● Problem statement:
Go through the material and tally the lines containing the string "amount". Give the total alone.

* * * * * * * * *

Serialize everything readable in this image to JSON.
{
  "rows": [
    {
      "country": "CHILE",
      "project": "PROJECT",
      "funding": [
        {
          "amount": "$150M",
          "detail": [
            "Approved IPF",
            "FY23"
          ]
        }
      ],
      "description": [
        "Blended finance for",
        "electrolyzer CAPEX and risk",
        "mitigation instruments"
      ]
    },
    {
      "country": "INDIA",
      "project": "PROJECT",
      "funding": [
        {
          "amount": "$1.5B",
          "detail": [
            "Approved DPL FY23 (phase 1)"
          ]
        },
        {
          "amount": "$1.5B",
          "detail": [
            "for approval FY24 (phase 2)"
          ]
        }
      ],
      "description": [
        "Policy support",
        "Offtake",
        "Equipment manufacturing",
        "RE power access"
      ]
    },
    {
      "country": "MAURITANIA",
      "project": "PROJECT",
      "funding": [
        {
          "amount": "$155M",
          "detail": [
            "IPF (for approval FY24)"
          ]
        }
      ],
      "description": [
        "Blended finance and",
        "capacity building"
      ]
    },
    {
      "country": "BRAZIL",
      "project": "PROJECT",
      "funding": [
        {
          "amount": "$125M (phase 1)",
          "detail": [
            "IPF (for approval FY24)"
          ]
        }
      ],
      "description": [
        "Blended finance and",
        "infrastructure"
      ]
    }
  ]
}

* * * * * * * * *

● Exercise answer:
5